> [SUPPLIED INFORMATION]
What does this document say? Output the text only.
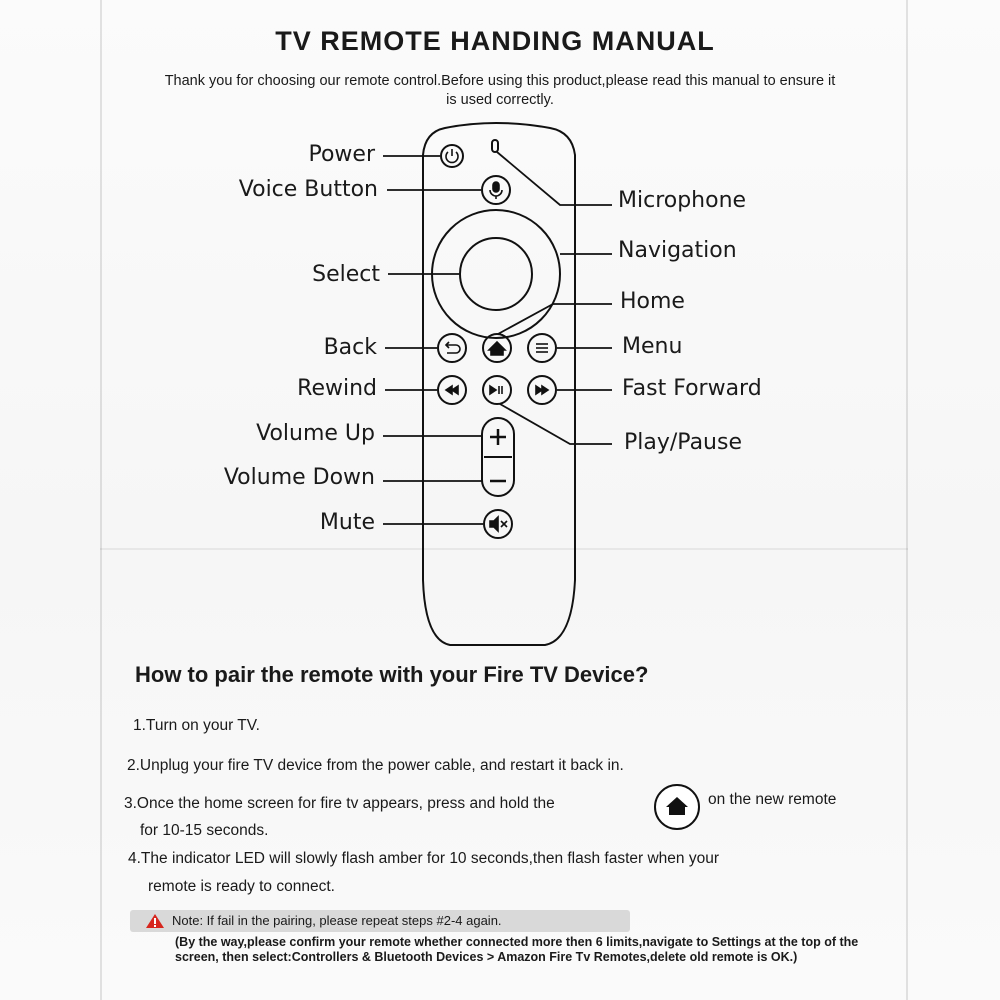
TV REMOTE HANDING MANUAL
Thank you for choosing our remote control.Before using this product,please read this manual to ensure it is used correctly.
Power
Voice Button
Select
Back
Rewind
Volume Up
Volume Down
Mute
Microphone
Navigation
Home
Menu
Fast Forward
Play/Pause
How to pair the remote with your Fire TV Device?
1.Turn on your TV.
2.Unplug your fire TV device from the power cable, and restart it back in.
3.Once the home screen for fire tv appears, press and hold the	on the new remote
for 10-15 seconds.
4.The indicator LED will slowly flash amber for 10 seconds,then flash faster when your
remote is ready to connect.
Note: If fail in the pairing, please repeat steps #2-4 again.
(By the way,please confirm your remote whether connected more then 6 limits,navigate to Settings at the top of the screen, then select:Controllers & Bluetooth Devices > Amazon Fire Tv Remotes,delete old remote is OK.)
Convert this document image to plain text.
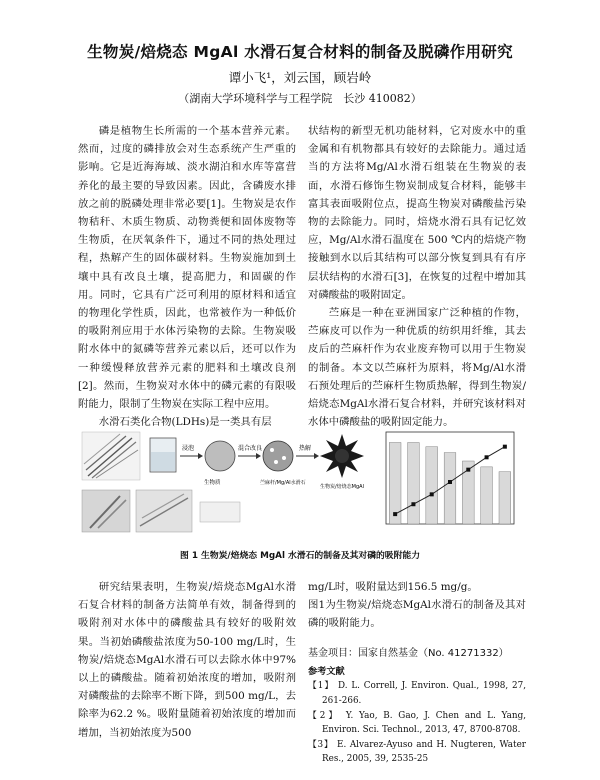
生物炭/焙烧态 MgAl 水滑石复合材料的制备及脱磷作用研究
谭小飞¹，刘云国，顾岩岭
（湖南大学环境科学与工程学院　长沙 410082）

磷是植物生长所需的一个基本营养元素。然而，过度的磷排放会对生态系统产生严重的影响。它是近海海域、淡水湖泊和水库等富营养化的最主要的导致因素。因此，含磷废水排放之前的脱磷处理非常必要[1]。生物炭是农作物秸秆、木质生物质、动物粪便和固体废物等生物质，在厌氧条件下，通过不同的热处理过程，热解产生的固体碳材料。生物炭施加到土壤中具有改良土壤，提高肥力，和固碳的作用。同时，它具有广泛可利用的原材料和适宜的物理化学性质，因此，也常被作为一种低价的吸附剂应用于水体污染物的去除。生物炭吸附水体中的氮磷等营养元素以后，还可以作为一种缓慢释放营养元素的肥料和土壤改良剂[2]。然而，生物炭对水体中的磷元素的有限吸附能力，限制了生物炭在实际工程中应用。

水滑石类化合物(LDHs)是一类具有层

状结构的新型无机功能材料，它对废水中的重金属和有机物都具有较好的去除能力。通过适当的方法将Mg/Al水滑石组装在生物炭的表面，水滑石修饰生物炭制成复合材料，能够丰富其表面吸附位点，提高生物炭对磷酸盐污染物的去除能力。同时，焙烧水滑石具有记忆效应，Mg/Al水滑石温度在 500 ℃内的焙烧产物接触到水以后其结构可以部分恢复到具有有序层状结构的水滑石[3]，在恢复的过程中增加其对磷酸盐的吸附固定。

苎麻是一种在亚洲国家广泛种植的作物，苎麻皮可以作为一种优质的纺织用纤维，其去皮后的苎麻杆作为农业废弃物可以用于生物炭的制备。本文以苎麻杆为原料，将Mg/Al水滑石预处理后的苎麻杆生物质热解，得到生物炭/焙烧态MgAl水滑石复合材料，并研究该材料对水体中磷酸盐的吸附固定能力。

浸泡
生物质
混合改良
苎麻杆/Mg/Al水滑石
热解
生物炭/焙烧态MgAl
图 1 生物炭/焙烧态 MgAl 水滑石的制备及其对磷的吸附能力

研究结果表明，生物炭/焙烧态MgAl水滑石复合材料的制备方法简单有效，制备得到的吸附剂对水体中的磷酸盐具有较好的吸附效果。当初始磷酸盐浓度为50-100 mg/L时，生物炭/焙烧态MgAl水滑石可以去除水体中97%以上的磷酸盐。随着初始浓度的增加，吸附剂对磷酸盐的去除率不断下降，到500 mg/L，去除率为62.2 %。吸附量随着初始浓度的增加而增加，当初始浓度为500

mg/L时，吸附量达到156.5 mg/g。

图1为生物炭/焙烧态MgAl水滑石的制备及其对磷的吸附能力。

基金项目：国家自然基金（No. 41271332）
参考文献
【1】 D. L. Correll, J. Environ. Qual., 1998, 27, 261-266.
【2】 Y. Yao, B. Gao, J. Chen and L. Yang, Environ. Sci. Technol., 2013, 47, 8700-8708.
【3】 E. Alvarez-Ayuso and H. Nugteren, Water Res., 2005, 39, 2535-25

> [TASK DIRECTIONS] Write out the entries again, exactly as given, skipping any images.

> [ANSWER TO THE PROBLEM]
What does this document say? Output the text only.
TV REMOTE HANDING MANUAL
Thank you for choosing our remote control.Before using this product,please read this manual to ensure it is used correctly.
Power
Voice Button
Select
Back
Rewind
Volume Up
Volume Down
Mute
Microphone
Navigation
Home
Menu
Fast Forward
Play/Pause
How to pair the remote with your Fire TV Device?
1.Turn on your TV.
2.Unplug your fire TV device from the power cable, and restart it back in.
3.Once the home screen for fire tv appears, press and hold the	on the new remote
for 10-15 seconds.
4.The indicator LED will slowly flash amber for 10 seconds,then flash faster when your
remote is ready to connect.
Note: If fail in the pairing, please repeat steps #2-4 again.
(By the way,please confirm your remote whether connected more then 6 limits,navigate to Settings at the top of the screen, then select:Controllers & Bluetooth Devices > Amazon Fire Tv Remotes,delete old remote is OK.)
Convert this document image to plain text.
生物炭/焙烧态 MgAl 水滑石复合材料的制备及脱磷作用研究
谭小飞¹，刘云国，顾岩岭
（湖南大学环境科学与工程学院　长沙 410082）

磷是植物生长所需的一个基本营养元素。然而，过度的磷排放会对生态系统产生严重的影响。它是近海海域、淡水湖泊和水库等富营养化的最主要的导致因素。因此，含磷废水排放之前的脱磷处理非常必要[1]。生物炭是农作物秸秆、木质生物质、动物粪便和固体废物等生物质，在厌氧条件下，通过不同的热处理过程，热解产生的固体碳材料。生物炭施加到土壤中具有改良土壤，提高肥力，和固碳的作用。同时，它具有广泛可利用的原材料和适宜的物理化学性质，因此，也常被作为一种低价的吸附剂应用于水体污染物的去除。生物炭吸附水体中的氮磷等营养元素以后，还可以作为一种缓慢释放营养元素的肥料和土壤改良剂[2]。然而，生物炭对水体中的磷元素的有限吸附能力，限制了生物炭在实际工程中应用。

水滑石类化合物(LDHs)是一类具有层

状结构的新型无机功能材料，它对废水中的重金属和有机物都具有较好的去除能力。通过适当的方法将Mg/Al水滑石组装在生物炭的表面，水滑石修饰生物炭制成复合材料，能够丰富其表面吸附位点，提高生物炭对磷酸盐污染物的去除能力。同时，焙烧水滑石具有记忆效应，Mg/Al水滑石温度在 500 ℃内的焙烧产物接触到水以后其结构可以部分恢复到具有有序层状结构的水滑石[3]，在恢复的过程中增加其对磷酸盐的吸附固定。

苎麻是一种在亚洲国家广泛种植的作物，苎麻皮可以作为一种优质的纺织用纤维，其去皮后的苎麻杆作为农业废弃物可以用于生物炭的制备。本文以苎麻杆为原料，将Mg/Al水滑石预处理后的苎麻杆生物质热解，得到生物炭/焙烧态MgAl水滑石复合材料，并研究该材料对水体中磷酸盐的吸附固定能力。

浸泡
生物质
混合改良
苎麻杆/Mg/Al水滑石
热解
生物炭/焙烧态MgAl
图 1 生物炭/焙烧态 MgAl 水滑石的制备及其对磷的吸附能力

研究结果表明，生物炭/焙烧态MgAl水滑石复合材料的制备方法简单有效，制备得到的吸附剂对水体中的磷酸盐具有较好的吸附效果。当初始磷酸盐浓度为50-100 mg/L时，生物炭/焙烧态MgAl水滑石可以去除水体中97%以上的磷酸盐。随着初始浓度的增加，吸附剂对磷酸盐的去除率不断下降，到500 mg/L，去除率为62.2 %。吸附量随着初始浓度的增加而增加，当初始浓度为500

mg/L时，吸附量达到156.5 mg/g。

图1为生物炭/焙烧态MgAl水滑石的制备及其对磷的吸附能力。

基金项目：国家自然基金（No. 41271332）
参考文献
【1】 D. L. Correll, J. Environ. Qual., 1998, 27, 261-266.
【2】 Y. Yao, B. Gao, J. Chen and L. Yang, Environ. Sci. Technol., 2013, 47, 8700-8708.
【3】 E. Alvarez-Ayuso and H. Nugteren, Water Res., 2005, 39, 2535-25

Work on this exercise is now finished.